What the task requires: In the material below, find all lines with the string "dari" and copy them.

Data shown:

····················

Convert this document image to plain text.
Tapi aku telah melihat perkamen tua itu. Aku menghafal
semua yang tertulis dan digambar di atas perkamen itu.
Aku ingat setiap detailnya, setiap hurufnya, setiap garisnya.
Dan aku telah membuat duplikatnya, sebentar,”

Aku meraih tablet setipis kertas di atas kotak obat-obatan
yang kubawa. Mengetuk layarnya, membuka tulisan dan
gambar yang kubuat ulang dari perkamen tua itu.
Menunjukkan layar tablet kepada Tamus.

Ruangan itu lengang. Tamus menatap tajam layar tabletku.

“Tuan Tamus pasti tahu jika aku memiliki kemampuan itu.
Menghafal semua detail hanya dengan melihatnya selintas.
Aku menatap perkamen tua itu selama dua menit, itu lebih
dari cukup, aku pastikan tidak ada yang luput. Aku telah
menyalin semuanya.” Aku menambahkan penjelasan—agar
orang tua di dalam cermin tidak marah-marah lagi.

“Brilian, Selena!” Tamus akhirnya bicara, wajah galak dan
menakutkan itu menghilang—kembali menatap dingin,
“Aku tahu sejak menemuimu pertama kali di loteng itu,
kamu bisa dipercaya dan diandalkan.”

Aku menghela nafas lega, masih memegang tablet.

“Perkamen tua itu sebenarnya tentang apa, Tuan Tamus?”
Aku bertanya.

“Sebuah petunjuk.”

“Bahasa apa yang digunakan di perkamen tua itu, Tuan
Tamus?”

····················

Exercise solution:
gambar yang kubuat ulang dari perkamen tua itu.
dari cukup, aku pastikan tidak ada yang luput. Aku telah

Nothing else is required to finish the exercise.